=== AVAILABLE DATA ===

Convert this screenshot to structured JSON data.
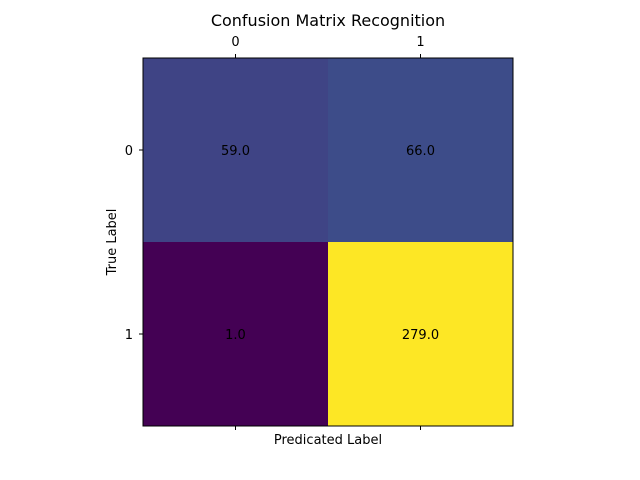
{
  "chart_data": {
    "type": "heatmap",
    "title": "Confusion Matrix Recognition",
    "xlabel": "Predicated Label",
    "ylabel": "True Label",
    "x_categories": [
      "0",
      "1"
    ],
    "y_categories": [
      "0",
      "1"
    ],
    "values": [
      [
        59.0,
        66.0
      ],
      [
        1.0,
        279.0
      ]
    ],
    "cell_labels": [
      [
        "59.0",
        "66.0"
      ],
      [
        "1.0",
        "279.0"
      ]
    ],
    "colormap": "viridis",
    "x_tick_position": "top",
    "grid": false
  }
}
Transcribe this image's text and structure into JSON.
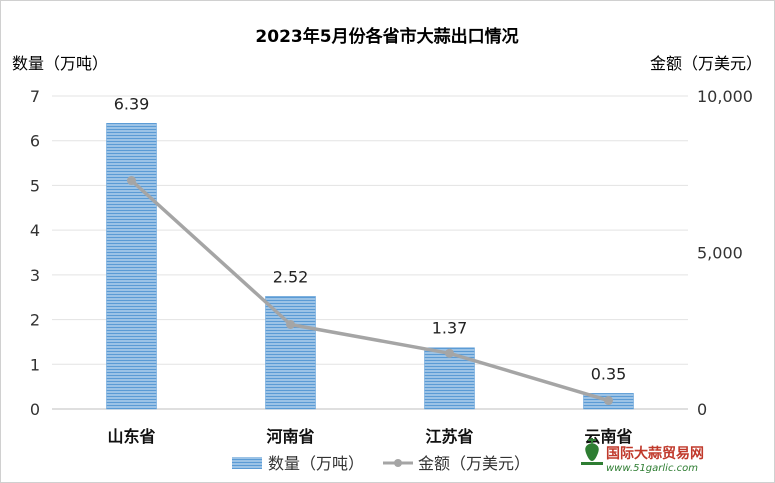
{
  "chart_data": {
    "type": "bar+line",
    "title": "2023年5月份各省市大蒜出口情况",
    "ylabel_left": "数量（万吨）",
    "ylabel_right": "金额（万美元）",
    "categories": [
      "山东省",
      "河南省",
      "江苏省",
      "云南省"
    ],
    "series": [
      {
        "name": "数量（万吨）",
        "type": "bar",
        "axis": "left",
        "values": [
          6.39,
          2.52,
          1.37,
          0.35
        ],
        "color": "#5b9bd5"
      },
      {
        "name": "金额（万美元）",
        "type": "line",
        "axis": "right",
        "values": [
          7300,
          2700,
          1780,
          270
        ],
        "color": "#a5a5a5"
      }
    ],
    "data_labels": [
      "6.39",
      "2.52",
      "1.37",
      "0.35"
    ],
    "ylim_left": [
      0,
      7
    ],
    "yticks_left": [
      "0",
      "1",
      "2",
      "3",
      "4",
      "5",
      "6",
      "7"
    ],
    "ylim_right": [
      0,
      10000
    ],
    "yticks_right": [
      "0",
      "5,000",
      "10,000"
    ],
    "grid": true,
    "legend_position": "bottom"
  },
  "watermark": {
    "name": "国际大蒜贸易网",
    "url": "www.51garlic.com",
    "icon": "garlic-logo-icon"
  }
}
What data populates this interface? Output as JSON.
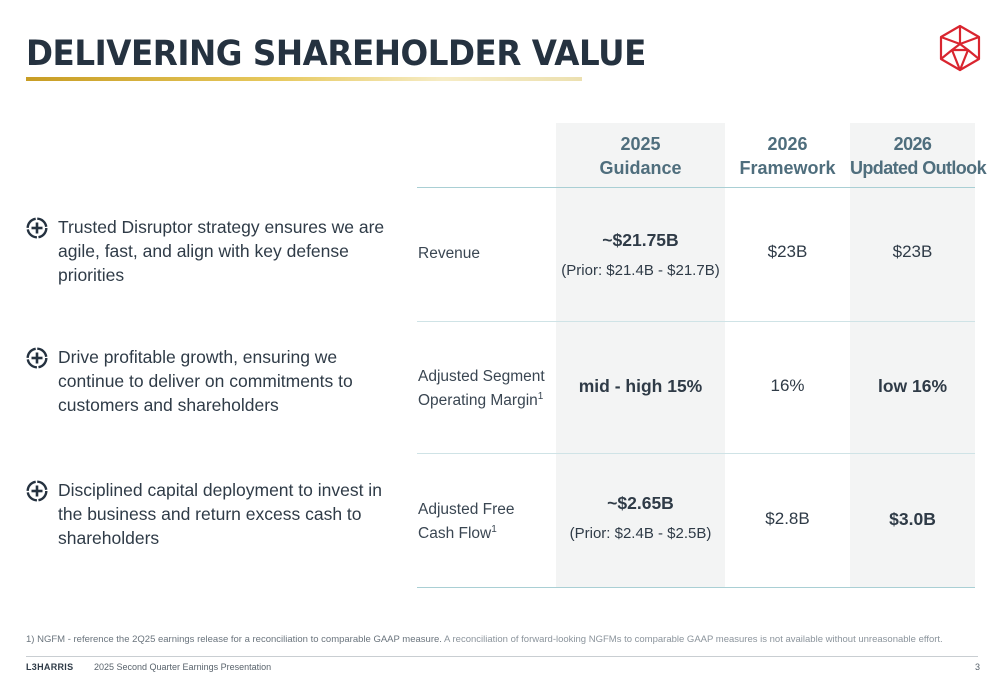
{
  "title": "DELIVERING SHAREHOLDER VALUE",
  "colors": {
    "accent_gold": "#c89d24",
    "logo_red": "#d9252f",
    "header_teal": "#4f6e7d"
  },
  "bullets": [
    {
      "icon": "plus-circle-icon",
      "text": "Trusted Disruptor strategy ensures we are agile, fast, and align with key defense priorities"
    },
    {
      "icon": "plus-circle-icon",
      "text": "Drive profitable growth, ensuring we continue to deliver on commitments to customers and shareholders"
    },
    {
      "icon": "plus-circle-icon",
      "text": "Disciplined capital deployment to invest in the business and return excess cash to shareholders"
    }
  ],
  "table": {
    "columns": [
      {
        "line1": "2025",
        "line2": "Guidance"
      },
      {
        "line1": "2026",
        "line2": "Framework"
      },
      {
        "line1": "2026",
        "line2": "Updated Outlook"
      }
    ],
    "rows": [
      {
        "label_line1": "Revenue",
        "label_line2": "",
        "footnote": "",
        "guidance": "~$21.75B",
        "guidance_prior": "(Prior: $21.4B - $21.7B)",
        "framework": "$23B",
        "outlook": "$23B"
      },
      {
        "label_line1": "Adjusted Segment",
        "label_line2": "Operating Margin",
        "footnote": "1",
        "guidance": "mid - high 15%",
        "guidance_prior": "",
        "framework": "16%",
        "outlook": "low 16%"
      },
      {
        "label_line1": "Adjusted Free",
        "label_line2": "Cash Flow",
        "footnote": "1",
        "guidance": "~$2.65B",
        "guidance_prior": "(Prior: $2.4B - $2.5B)",
        "framework": "$2.8B",
        "outlook": "$3.0B"
      }
    ]
  },
  "footnote": {
    "part1": "1) NGFM - reference the 2Q25 earnings release for a reconciliation to comparable GAAP measure.",
    "part2": "A reconciliation of forward-looking NGFMs to comparable GAAP measures is not available without unreasonable effort."
  },
  "footer": {
    "brand": "L3HARRIS",
    "presentation": "2025 Second Quarter Earnings Presentation",
    "page": "3"
  }
}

===

§ **AIM**: Strip the images and reproduce the remaining records precisely.

§ **EXERCISE SOLUTION**:
Convert this screenshot to structured JSON data.
{
  "chart_data": {
    "type": "heatmap",
    "title": "Confusion Matrix Recognition",
    "xlabel": "Predicated Label",
    "ylabel": "True Label",
    "x_categories": [
      "0",
      "1"
    ],
    "y_categories": [
      "0",
      "1"
    ],
    "values": [
      [
        59.0,
        66.0
      ],
      [
        1.0,
        279.0
      ]
    ],
    "cell_labels": [
      [
        "59.0",
        "66.0"
      ],
      [
        "1.0",
        "279.0"
      ]
    ],
    "colormap": "viridis",
    "x_tick_position": "top",
    "grid": false
  }
}
Transcribe this image's text and structure into JSON.
{
  "chart_data": {
    "type": "bar+line",
    "title": "2023年5月份各省市大蒜出口情况",
    "ylabel_left": "数量（万吨）",
    "ylabel_right": "金额（万美元）",
    "categories": [
      "山东省",
      "河南省",
      "江苏省",
      "云南省"
    ],
    "series": [
      {
        "name": "数量（万吨）",
        "type": "bar",
        "axis": "left",
        "values": [
          6.39,
          2.52,
          1.37,
          0.35
        ],
        "color": "#5b9bd5"
      },
      {
        "name": "金额（万美元）",
        "type": "line",
        "axis": "right",
        "values": [
          7300,
          2700,
          1780,
          270
        ],
        "color": "#a5a5a5"
      }
    ],
    "data_labels": [
      "6.39",
      "2.52",
      "1.37",
      "0.35"
    ],
    "ylim_left": [
      0,
      7
    ],
    "yticks_left": [
      "0",
      "1",
      "2",
      "3",
      "4",
      "5",
      "6",
      "7"
    ],
    "ylim_right": [
      0,
      10000
    ],
    "yticks_right": [
      "0",
      "5,000",
      "10,000"
    ],
    "grid": true,
    "legend_position": "bottom"
  },
  "watermark": {
    "name": "国际大蒜贸易网",
    "url": "www.51garlic.com",
    "icon": "garlic-logo-icon"
  }
}
What data populates this interface? Output as JSON.
{
  "title": "DELIVERING SHAREHOLDER VALUE",
  "colors": {
    "accent_gold": "#c89d24",
    "logo_red": "#d9252f",
    "header_teal": "#4f6e7d"
  },
  "bullets": [
    {
      "icon": "plus-circle-icon",
      "text": "Trusted Disruptor strategy ensures we are agile, fast, and align with key defense priorities"
    },
    {
      "icon": "plus-circle-icon",
      "text": "Drive profitable growth, ensuring we continue to deliver on commitments to customers and shareholders"
    },
    {
      "icon": "plus-circle-icon",
      "text": "Disciplined capital deployment to invest in the business and return excess cash to shareholders"
    }
  ],
  "table": {
    "columns": [
      {
        "line1": "2025",
        "line2": "Guidance"
      },
      {
        "line1": "2026",
        "line2": "Framework"
      },
      {
        "line1": "2026",
        "line2": "Updated Outlook"
      }
    ],
    "rows": [
      {
        "label_line1": "Revenue",
        "label_line2": "",
        "footnote": "",
        "guidance": "~$21.75B",
        "guidance_prior": "(Prior: $21.4B - $21.7B)",
        "framework": "$23B",
        "outlook": "$23B"
      },
      {
        "label_line1": "Adjusted Segment",
        "label_line2": "Operating Margin",
        "footnote": "1",
        "guidance": "mid - high 15%",
        "guidance_prior": "",
        "framework": "16%",
        "outlook": "low 16%"
      },
      {
        "label_line1": "Adjusted Free",
        "label_line2": "Cash Flow",
        "footnote": "1",
        "guidance": "~$2.65B",
        "guidance_prior": "(Prior: $2.4B - $2.5B)",
        "framework": "$2.8B",
        "outlook": "$3.0B"
      }
    ]
  },
  "footnote": {
    "part1": "1) NGFM - reference the 2Q25 earnings release for a reconciliation to comparable GAAP measure.",
    "part2": "A reconciliation of forward-looking NGFMs to comparable GAAP measures is not available without unreasonable effort."
  },
  "footer": {
    "brand": "L3HARRIS",
    "presentation": "2025 Second Quarter Earnings Presentation",
    "page": "3"
  }
}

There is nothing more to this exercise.